■ Exercise objective: List each line of the data in which the string "anos" appears.

■ Extracted records:
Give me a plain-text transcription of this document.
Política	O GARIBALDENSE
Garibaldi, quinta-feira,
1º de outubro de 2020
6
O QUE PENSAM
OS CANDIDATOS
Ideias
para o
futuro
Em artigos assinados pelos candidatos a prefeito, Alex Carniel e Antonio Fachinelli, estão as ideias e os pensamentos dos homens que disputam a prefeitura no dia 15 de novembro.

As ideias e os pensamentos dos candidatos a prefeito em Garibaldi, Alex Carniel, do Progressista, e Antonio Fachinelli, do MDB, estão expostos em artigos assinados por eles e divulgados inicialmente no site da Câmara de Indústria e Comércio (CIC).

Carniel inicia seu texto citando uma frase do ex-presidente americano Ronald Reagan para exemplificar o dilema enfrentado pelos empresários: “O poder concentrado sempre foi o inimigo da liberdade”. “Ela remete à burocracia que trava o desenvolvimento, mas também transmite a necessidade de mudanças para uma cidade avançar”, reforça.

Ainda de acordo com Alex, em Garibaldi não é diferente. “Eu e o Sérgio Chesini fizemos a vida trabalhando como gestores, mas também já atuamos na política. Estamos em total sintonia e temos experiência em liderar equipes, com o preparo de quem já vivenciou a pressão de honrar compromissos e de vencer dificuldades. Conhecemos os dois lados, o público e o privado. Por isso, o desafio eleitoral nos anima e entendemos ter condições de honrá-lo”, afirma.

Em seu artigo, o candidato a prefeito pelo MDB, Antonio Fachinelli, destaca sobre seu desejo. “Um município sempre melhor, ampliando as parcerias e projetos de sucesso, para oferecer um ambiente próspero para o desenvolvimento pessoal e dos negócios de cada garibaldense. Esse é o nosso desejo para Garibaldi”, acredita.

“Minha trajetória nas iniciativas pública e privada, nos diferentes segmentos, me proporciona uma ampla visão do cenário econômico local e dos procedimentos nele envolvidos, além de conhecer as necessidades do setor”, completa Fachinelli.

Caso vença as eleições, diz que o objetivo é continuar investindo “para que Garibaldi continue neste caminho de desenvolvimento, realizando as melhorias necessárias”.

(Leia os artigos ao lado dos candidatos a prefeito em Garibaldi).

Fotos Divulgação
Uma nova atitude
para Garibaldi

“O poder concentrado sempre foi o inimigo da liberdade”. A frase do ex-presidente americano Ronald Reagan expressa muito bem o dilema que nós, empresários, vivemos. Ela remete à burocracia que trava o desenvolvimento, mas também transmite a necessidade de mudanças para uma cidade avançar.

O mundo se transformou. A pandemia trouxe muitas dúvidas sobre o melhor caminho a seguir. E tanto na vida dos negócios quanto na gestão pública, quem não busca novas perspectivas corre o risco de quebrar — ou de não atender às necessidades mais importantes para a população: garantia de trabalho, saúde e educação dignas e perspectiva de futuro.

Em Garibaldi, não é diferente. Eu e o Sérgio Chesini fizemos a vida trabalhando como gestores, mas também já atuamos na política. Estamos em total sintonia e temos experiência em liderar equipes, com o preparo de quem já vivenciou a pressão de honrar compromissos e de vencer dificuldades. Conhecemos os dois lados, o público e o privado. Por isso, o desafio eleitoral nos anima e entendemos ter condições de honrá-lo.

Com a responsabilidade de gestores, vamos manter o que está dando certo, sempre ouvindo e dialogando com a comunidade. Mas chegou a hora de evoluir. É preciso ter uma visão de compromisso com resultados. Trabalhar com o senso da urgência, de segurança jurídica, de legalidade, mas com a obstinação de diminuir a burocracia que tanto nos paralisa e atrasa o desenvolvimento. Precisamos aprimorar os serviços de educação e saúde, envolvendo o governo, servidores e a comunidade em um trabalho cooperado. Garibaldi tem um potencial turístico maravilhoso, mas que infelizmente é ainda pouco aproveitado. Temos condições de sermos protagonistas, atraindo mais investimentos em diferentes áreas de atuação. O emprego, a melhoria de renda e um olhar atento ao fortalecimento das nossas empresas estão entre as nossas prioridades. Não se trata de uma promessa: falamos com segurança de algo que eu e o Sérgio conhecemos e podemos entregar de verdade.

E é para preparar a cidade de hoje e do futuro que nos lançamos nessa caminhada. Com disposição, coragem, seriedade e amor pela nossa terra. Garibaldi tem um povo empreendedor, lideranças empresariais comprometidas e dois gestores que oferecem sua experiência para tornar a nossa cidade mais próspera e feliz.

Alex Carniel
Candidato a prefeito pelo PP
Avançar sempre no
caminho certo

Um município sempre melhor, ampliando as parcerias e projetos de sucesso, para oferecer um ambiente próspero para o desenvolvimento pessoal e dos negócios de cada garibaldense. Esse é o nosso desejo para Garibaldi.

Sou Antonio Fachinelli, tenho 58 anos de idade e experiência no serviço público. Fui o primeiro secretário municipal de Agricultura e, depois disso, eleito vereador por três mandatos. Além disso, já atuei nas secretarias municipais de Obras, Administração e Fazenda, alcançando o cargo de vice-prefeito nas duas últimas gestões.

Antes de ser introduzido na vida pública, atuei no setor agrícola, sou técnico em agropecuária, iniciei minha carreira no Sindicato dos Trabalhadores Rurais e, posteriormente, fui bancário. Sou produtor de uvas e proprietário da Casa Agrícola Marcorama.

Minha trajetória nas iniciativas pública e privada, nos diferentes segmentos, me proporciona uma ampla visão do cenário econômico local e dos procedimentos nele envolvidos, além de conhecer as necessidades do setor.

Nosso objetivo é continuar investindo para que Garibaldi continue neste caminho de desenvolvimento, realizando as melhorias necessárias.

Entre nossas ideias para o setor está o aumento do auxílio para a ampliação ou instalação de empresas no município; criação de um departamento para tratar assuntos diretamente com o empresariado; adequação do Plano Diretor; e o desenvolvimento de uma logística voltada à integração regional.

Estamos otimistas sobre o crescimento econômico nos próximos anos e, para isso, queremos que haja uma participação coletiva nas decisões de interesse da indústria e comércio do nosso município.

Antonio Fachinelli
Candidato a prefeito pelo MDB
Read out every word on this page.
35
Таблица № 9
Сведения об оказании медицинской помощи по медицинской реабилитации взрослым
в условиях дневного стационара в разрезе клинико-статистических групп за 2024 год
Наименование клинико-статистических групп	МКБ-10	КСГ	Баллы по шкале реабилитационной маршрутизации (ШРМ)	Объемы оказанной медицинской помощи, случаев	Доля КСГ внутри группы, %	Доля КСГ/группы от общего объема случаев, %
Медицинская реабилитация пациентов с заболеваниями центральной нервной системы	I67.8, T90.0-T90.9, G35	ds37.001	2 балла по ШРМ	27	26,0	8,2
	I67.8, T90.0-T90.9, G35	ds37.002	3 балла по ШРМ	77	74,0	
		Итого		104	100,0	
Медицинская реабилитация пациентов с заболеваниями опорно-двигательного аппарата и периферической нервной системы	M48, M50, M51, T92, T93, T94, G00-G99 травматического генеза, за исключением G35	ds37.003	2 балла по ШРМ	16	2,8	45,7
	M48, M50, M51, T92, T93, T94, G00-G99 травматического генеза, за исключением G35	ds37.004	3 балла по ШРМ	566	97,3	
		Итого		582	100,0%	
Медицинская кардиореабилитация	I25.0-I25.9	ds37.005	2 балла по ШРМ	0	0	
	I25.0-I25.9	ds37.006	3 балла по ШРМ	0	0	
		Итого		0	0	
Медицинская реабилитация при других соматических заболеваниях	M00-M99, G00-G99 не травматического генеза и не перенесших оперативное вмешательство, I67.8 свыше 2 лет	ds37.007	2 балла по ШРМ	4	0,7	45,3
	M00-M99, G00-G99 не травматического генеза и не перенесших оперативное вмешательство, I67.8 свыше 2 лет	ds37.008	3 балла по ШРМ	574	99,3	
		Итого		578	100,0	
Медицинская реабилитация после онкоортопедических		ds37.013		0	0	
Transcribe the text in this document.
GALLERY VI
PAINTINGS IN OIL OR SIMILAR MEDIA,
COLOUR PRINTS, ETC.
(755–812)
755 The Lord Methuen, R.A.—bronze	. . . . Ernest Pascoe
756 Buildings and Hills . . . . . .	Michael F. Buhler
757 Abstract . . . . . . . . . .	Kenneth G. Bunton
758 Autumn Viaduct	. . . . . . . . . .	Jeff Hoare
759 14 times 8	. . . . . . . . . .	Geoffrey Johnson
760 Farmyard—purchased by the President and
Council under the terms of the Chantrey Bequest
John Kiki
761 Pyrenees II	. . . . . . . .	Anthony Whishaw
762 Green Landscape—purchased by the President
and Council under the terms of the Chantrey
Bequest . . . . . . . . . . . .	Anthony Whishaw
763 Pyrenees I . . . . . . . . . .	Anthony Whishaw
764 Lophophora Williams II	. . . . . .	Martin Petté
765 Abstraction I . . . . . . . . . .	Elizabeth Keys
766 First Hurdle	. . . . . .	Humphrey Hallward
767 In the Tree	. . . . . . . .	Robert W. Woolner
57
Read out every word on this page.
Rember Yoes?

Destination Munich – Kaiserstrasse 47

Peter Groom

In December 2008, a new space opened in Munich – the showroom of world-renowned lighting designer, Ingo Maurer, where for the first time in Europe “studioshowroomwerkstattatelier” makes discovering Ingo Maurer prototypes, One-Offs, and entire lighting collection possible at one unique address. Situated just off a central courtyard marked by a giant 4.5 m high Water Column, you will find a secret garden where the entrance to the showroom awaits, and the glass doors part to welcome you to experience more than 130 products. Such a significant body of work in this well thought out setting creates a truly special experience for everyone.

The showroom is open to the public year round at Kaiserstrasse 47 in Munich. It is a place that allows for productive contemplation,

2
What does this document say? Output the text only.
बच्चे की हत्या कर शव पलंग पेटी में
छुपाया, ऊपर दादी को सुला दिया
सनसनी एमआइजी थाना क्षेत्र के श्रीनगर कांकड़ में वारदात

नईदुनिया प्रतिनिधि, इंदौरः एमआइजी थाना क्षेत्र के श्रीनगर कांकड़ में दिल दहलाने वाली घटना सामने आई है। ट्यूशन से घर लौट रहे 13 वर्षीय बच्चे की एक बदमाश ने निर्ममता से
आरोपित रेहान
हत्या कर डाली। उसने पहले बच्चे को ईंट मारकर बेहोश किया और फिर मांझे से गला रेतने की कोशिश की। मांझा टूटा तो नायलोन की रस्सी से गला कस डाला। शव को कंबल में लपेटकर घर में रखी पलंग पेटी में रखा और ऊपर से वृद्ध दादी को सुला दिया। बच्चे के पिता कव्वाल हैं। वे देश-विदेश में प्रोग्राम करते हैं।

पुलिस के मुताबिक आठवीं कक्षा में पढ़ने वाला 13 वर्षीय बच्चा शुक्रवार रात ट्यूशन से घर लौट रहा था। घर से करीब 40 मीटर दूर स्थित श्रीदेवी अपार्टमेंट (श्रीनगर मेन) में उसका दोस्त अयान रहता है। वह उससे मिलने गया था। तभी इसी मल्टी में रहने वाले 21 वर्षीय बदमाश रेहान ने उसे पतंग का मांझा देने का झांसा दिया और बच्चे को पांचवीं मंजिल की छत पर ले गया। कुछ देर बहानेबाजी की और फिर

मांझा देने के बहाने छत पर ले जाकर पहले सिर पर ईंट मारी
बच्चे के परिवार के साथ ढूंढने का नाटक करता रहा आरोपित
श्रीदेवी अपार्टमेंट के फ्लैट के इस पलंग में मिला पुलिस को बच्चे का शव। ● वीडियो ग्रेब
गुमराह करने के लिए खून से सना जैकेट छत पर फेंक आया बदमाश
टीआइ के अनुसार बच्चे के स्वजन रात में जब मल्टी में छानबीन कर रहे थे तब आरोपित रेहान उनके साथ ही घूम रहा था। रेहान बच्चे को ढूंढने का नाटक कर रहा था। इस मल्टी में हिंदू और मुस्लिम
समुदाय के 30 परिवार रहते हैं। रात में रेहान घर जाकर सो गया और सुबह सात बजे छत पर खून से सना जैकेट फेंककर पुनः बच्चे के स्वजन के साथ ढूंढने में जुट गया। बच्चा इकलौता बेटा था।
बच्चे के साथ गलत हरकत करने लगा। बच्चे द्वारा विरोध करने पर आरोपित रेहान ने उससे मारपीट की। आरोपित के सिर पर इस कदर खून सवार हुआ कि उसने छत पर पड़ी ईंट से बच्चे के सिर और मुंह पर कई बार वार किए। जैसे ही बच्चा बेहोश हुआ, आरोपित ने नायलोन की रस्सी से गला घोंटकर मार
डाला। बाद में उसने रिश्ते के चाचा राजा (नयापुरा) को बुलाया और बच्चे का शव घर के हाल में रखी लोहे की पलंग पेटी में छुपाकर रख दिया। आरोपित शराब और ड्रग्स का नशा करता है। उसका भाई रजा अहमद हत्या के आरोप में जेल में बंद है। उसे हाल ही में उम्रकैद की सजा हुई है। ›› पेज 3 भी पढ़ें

■ Written solution:
Sou Antonio Fachinelli, tenho 58 anos de idade e experiência no serviço público. Fui o primeiro secretário municipal de Agricultura e, depois disso, eleito vereador por três mandatos. Além disso, já atuei nas secretarias municipais de Obras, Administração e Fazenda, alcançando o cargo de vice-prefeito nas duas últimas gestões.
Estamos otimistas sobre o crescimento econômico nos próximos anos e, para isso, queremos que haja uma participação coletiva nas decisões de interesse da indústria e comércio do nosso município.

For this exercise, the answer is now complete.